- [Dataset]

-=-=-

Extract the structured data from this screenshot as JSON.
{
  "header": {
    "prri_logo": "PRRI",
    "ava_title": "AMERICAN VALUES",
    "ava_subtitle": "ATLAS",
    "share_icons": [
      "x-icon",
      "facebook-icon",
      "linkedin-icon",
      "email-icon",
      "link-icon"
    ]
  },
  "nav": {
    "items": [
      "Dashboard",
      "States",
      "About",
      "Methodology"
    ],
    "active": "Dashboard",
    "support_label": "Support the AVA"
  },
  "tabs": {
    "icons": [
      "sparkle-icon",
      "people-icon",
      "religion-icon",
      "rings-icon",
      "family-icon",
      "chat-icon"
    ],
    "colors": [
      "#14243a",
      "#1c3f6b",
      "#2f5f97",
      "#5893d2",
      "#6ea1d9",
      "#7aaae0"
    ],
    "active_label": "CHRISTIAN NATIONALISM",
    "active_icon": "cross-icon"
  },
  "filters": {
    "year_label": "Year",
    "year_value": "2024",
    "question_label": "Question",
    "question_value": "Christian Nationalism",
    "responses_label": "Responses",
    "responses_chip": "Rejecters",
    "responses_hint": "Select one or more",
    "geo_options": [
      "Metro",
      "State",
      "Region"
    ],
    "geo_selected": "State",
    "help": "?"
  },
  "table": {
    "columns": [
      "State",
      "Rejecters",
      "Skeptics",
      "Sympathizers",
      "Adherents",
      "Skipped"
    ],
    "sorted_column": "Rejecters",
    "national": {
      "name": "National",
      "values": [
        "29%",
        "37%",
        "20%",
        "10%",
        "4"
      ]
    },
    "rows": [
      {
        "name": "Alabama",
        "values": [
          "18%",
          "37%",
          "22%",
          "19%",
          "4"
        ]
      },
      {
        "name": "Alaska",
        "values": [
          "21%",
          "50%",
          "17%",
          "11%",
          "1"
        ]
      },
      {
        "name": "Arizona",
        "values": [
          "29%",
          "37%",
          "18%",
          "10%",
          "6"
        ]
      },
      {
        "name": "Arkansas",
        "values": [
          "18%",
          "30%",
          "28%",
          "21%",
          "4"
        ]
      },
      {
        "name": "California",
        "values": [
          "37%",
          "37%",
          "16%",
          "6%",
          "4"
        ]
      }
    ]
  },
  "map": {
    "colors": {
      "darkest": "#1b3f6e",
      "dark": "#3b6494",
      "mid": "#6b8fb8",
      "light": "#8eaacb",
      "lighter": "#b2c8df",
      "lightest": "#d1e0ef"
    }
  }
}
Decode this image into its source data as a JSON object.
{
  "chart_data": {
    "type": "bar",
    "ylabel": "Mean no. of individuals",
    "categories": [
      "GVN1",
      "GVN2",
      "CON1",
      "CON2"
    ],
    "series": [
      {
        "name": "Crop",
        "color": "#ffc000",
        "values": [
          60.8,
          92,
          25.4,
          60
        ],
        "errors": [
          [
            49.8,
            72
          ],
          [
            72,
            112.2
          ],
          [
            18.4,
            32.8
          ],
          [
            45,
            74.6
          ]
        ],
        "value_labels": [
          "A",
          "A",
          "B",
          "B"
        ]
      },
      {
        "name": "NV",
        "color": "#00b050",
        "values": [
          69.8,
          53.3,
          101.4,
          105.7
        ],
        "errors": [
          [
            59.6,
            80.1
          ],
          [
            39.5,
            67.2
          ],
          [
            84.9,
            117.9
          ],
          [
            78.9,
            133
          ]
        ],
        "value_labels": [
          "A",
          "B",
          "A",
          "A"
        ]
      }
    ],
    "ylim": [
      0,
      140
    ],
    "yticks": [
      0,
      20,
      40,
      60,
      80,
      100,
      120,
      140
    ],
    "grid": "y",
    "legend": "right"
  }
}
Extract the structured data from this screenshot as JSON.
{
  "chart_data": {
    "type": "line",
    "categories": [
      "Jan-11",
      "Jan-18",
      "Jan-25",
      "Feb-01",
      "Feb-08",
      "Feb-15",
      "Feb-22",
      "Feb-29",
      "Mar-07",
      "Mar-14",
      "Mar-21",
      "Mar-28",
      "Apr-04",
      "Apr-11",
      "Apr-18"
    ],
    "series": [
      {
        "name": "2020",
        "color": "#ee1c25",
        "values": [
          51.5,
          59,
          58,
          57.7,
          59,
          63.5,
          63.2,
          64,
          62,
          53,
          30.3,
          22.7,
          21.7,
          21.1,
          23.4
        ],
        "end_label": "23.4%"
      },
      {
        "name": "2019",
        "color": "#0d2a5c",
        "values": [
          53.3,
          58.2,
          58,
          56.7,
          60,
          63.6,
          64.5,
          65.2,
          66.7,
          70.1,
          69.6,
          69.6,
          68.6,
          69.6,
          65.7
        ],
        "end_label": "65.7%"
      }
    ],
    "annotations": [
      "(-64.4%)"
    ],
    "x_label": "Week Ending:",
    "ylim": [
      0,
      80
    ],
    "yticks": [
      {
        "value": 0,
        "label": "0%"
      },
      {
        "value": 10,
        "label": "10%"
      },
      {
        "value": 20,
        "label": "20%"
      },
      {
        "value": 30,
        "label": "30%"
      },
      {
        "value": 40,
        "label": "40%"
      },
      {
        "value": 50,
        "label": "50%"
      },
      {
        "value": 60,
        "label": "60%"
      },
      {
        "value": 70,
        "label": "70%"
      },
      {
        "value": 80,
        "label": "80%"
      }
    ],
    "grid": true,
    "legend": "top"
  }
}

-=-=-

- [The exercise] Copy each record from above without leaving any out.

- [Result]
Extract the structured data from this screenshot as JSON.
{
  "header": {
    "prri_logo": "PRRI",
    "ava_title": "AMERICAN VALUES",
    "ava_subtitle": "ATLAS",
    "share_icons": [
      "x-icon",
      "facebook-icon",
      "linkedin-icon",
      "email-icon",
      "link-icon"
    ]
  },
  "nav": {
    "items": [
      "Dashboard",
      "States",
      "About",
      "Methodology"
    ],
    "active": "Dashboard",
    "support_label": "Support the AVA"
  },
  "tabs": {
    "icons": [
      "sparkle-icon",
      "people-icon",
      "religion-icon",
      "rings-icon",
      "family-icon",
      "chat-icon"
    ],
    "colors": [
      "#14243a",
      "#1c3f6b",
      "#2f5f97",
      "#5893d2",
      "#6ea1d9",
      "#7aaae0"
    ],
    "active_label": "CHRISTIAN NATIONALISM",
    "active_icon": "cross-icon"
  },
  "filters": {
    "year_label": "Year",
    "year_value": "2024",
    "question_label": "Question",
    "question_value": "Christian Nationalism",
    "responses_label": "Responses",
    "responses_chip": "Rejecters",
    "responses_hint": "Select one or more",
    "geo_options": [
      "Metro",
      "State",
      "Region"
    ],
    "geo_selected": "State",
    "help": "?"
  },
  "table": {
    "columns": [
      "State",
      "Rejecters",
      "Skeptics",
      "Sympathizers",
      "Adherents",
      "Skipped"
    ],
    "sorted_column": "Rejecters",
    "national": {
      "name": "National",
      "values": [
        "29%",
        "37%",
        "20%",
        "10%",
        "4"
      ]
    },
    "rows": [
      {
        "name": "Alabama",
        "values": [
          "18%",
          "37%",
          "22%",
          "19%",
          "4"
        ]
      },
      {
        "name": "Alaska",
        "values": [
          "21%",
          "50%",
          "17%",
          "11%",
          "1"
        ]
      },
      {
        "name": "Arizona",
        "values": [
          "29%",
          "37%",
          "18%",
          "10%",
          "6"
        ]
      },
      {
        "name": "Arkansas",
        "values": [
          "18%",
          "30%",
          "28%",
          "21%",
          "4"
        ]
      },
      {
        "name": "California",
        "values": [
          "37%",
          "37%",
          "16%",
          "6%",
          "4"
        ]
      }
    ]
  },
  "map": {
    "colors": {
      "darkest": "#1b3f6e",
      "dark": "#3b6494",
      "mid": "#6b8fb8",
      "light": "#8eaacb",
      "lighter": "#b2c8df",
      "lightest": "#d1e0ef"
    }
  }
}
Decode this image into its source data as a JSON object.
{
  "chart_data": {
    "type": "bar",
    "ylabel": "Mean no. of individuals",
    "categories": [
      "GVN1",
      "GVN2",
      "CON1",
      "CON2"
    ],
    "series": [
      {
        "name": "Crop",
        "color": "#ffc000",
        "values": [
          60.8,
          92,
          25.4,
          60
        ],
        "errors": [
          [
            49.8,
            72
          ],
          [
            72,
            112.2
          ],
          [
            18.4,
            32.8
          ],
          [
            45,
            74.6
          ]
        ],
        "value_labels": [
          "A",
          "A",
          "B",
          "B"
        ]
      },
      {
        "name": "NV",
        "color": "#00b050",
        "values": [
          69.8,
          53.3,
          101.4,
          105.7
        ],
        "errors": [
          [
            59.6,
            80.1
          ],
          [
            39.5,
            67.2
          ],
          [
            84.9,
            117.9
          ],
          [
            78.9,
            133
          ]
        ],
        "value_labels": [
          "A",
          "B",
          "A",
          "A"
        ]
      }
    ],
    "ylim": [
      0,
      140
    ],
    "yticks": [
      0,
      20,
      40,
      60,
      80,
      100,
      120,
      140
    ],
    "grid": "y",
    "legend": "right"
  }
}
Extract the structured data from this screenshot as JSON.
{
  "chart_data": {
    "type": "line",
    "categories": [
      "Jan-11",
      "Jan-18",
      "Jan-25",
      "Feb-01",
      "Feb-08",
      "Feb-15",
      "Feb-22",
      "Feb-29",
      "Mar-07",
      "Mar-14",
      "Mar-21",
      "Mar-28",
      "Apr-04",
      "Apr-11",
      "Apr-18"
    ],
    "series": [
      {
        "name": "2020",
        "color": "#ee1c25",
        "values": [
          51.5,
          59,
          58,
          57.7,
          59,
          63.5,
          63.2,
          64,
          62,
          53,
          30.3,
          22.7,
          21.7,
          21.1,
          23.4
        ],
        "end_label": "23.4%"
      },
      {
        "name": "2019",
        "color": "#0d2a5c",
        "values": [
          53.3,
          58.2,
          58,
          56.7,
          60,
          63.6,
          64.5,
          65.2,
          66.7,
          70.1,
          69.6,
          69.6,
          68.6,
          69.6,
          65.7
        ],
        "end_label": "65.7%"
      }
    ],
    "annotations": [
      "(-64.4%)"
    ],
    "x_label": "Week Ending:",
    "ylim": [
      0,
      80
    ],
    "yticks": [
      {
        "value": 0,
        "label": "0%"
      },
      {
        "value": 10,
        "label": "10%"
      },
      {
        "value": 20,
        "label": "20%"
      },
      {
        "value": 30,
        "label": "30%"
      },
      {
        "value": 40,
        "label": "40%"
      },
      {
        "value": 50,
        "label": "50%"
      },
      {
        "value": 60,
        "label": "60%"
      },
      {
        "value": 70,
        "label": "70%"
      },
      {
        "value": 80,
        "label": "80%"
      }
    ],
    "grid": true,
    "legend": "top"
  }
}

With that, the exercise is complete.